[PROBLEM REQUIREMENTS]
Set down the material below in full, matching it exactly.

[MATERIALS PROVIDED]
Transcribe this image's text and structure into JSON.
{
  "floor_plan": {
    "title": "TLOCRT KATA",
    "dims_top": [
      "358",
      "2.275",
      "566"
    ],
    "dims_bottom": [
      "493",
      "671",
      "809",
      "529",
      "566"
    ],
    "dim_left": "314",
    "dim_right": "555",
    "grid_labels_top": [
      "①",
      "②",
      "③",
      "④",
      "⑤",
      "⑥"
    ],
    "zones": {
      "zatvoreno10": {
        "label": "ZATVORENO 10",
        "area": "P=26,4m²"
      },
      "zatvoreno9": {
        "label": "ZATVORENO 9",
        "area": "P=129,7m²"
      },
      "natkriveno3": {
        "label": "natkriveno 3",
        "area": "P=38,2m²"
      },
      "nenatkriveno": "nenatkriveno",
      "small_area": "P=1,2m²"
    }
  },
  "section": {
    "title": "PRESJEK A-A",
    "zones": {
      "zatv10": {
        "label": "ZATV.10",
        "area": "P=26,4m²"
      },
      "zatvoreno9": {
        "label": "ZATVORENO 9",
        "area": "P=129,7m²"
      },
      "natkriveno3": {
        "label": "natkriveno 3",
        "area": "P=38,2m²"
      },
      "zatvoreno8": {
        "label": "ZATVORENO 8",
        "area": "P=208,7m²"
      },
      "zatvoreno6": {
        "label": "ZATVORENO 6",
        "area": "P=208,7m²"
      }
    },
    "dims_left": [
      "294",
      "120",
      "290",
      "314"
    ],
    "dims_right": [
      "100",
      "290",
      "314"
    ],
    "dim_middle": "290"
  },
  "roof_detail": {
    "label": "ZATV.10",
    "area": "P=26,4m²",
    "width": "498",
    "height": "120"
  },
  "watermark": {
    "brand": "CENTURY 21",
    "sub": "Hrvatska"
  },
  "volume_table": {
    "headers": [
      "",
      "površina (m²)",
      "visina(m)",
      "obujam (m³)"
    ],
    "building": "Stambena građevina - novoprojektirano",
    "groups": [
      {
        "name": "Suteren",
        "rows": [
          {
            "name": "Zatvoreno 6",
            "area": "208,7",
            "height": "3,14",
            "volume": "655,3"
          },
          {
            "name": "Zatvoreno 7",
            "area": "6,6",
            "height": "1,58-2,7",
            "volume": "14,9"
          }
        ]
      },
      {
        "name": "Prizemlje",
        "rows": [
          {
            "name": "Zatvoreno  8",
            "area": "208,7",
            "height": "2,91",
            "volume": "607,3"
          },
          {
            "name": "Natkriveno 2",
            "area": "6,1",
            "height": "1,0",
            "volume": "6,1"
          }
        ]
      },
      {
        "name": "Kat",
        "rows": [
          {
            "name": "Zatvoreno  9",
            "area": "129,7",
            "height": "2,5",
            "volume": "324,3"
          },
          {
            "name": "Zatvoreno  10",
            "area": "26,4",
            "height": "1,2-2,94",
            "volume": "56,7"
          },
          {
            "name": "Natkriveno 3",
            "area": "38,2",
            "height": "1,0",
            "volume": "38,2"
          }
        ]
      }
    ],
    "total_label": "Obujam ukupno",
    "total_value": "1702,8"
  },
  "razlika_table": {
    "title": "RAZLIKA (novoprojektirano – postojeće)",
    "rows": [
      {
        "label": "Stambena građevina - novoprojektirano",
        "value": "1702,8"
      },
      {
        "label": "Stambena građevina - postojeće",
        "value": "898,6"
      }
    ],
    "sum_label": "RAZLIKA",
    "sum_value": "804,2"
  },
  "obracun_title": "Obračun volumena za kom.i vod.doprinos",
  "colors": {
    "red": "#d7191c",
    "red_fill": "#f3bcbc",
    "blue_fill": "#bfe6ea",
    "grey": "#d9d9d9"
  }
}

[FINISHED EXERCISE]
Transcribe this image's text and structure into JSON.
{
  "floor_plan": {
    "title": "TLOCRT KATA",
    "dims_top": [
      "358",
      "2.275",
      "566"
    ],
    "dims_bottom": [
      "493",
      "671",
      "809",
      "529",
      "566"
    ],
    "dim_left": "314",
    "dim_right": "555",
    "grid_labels_top": [
      "①",
      "②",
      "③",
      "④",
      "⑤",
      "⑥"
    ],
    "zones": {
      "zatvoreno10": {
        "label": "ZATVORENO 10",
        "area": "P=26,4m²"
      },
      "zatvoreno9": {
        "label": "ZATVORENO 9",
        "area": "P=129,7m²"
      },
      "natkriveno3": {
        "label": "natkriveno 3",
        "area": "P=38,2m²"
      },
      "nenatkriveno": "nenatkriveno",
      "small_area": "P=1,2m²"
    }
  },
  "section": {
    "title": "PRESJEK A-A",
    "zones": {
      "zatv10": {
        "label": "ZATV.10",
        "area": "P=26,4m²"
      },
      "zatvoreno9": {
        "label": "ZATVORENO 9",
        "area": "P=129,7m²"
      },
      "natkriveno3": {
        "label": "natkriveno 3",
        "area": "P=38,2m²"
      },
      "zatvoreno8": {
        "label": "ZATVORENO 8",
        "area": "P=208,7m²"
      },
      "zatvoreno6": {
        "label": "ZATVORENO 6",
        "area": "P=208,7m²"
      }
    },
    "dims_left": [
      "294",
      "120",
      "290",
      "314"
    ],
    "dims_right": [
      "100",
      "290",
      "314"
    ],
    "dim_middle": "290"
  },
  "roof_detail": {
    "label": "ZATV.10",
    "area": "P=26,4m²",
    "width": "498",
    "height": "120"
  },
  "watermark": {
    "brand": "CENTURY 21",
    "sub": "Hrvatska"
  },
  "volume_table": {
    "headers": [
      "",
      "površina (m²)",
      "visina(m)",
      "obujam (m³)"
    ],
    "building": "Stambena građevina - novoprojektirano",
    "groups": [
      {
        "name": "Suteren",
        "rows": [
          {
            "name": "Zatvoreno 6",
            "area": "208,7",
            "height": "3,14",
            "volume": "655,3"
          },
          {
            "name": "Zatvoreno 7",
            "area": "6,6",
            "height": "1,58-2,7",
            "volume": "14,9"
          }
        ]
      },
      {
        "name": "Prizemlje",
        "rows": [
          {
            "name": "Zatvoreno  8",
            "area": "208,7",
            "height": "2,91",
            "volume": "607,3"
          },
          {
            "name": "Natkriveno 2",
            "area": "6,1",
            "height": "1,0",
            "volume": "6,1"
          }
        ]
      },
      {
        "name": "Kat",
        "rows": [
          {
            "name": "Zatvoreno  9",
            "area": "129,7",
            "height": "2,5",
            "volume": "324,3"
          },
          {
            "name": "Zatvoreno  10",
            "area": "26,4",
            "height": "1,2-2,94",
            "volume": "56,7"
          },
          {
            "name": "Natkriveno 3",
            "area": "38,2",
            "height": "1,0",
            "volume": "38,2"
          }
        ]
      }
    ],
    "total_label": "Obujam ukupno",
    "total_value": "1702,8"
  },
  "razlika_table": {
    "title": "RAZLIKA (novoprojektirano – postojeće)",
    "rows": [
      {
        "label": "Stambena građevina - novoprojektirano",
        "value": "1702,8"
      },
      {
        "label": "Stambena građevina - postojeće",
        "value": "898,6"
      }
    ],
    "sum_label": "RAZLIKA",
    "sum_value": "804,2"
  },
  "obracun_title": "Obračun volumena za kom.i vod.doprinos",
  "colors": {
    "red": "#d7191c",
    "red_fill": "#f3bcbc",
    "blue_fill": "#bfe6ea",
    "grey": "#d9d9d9"
  }
}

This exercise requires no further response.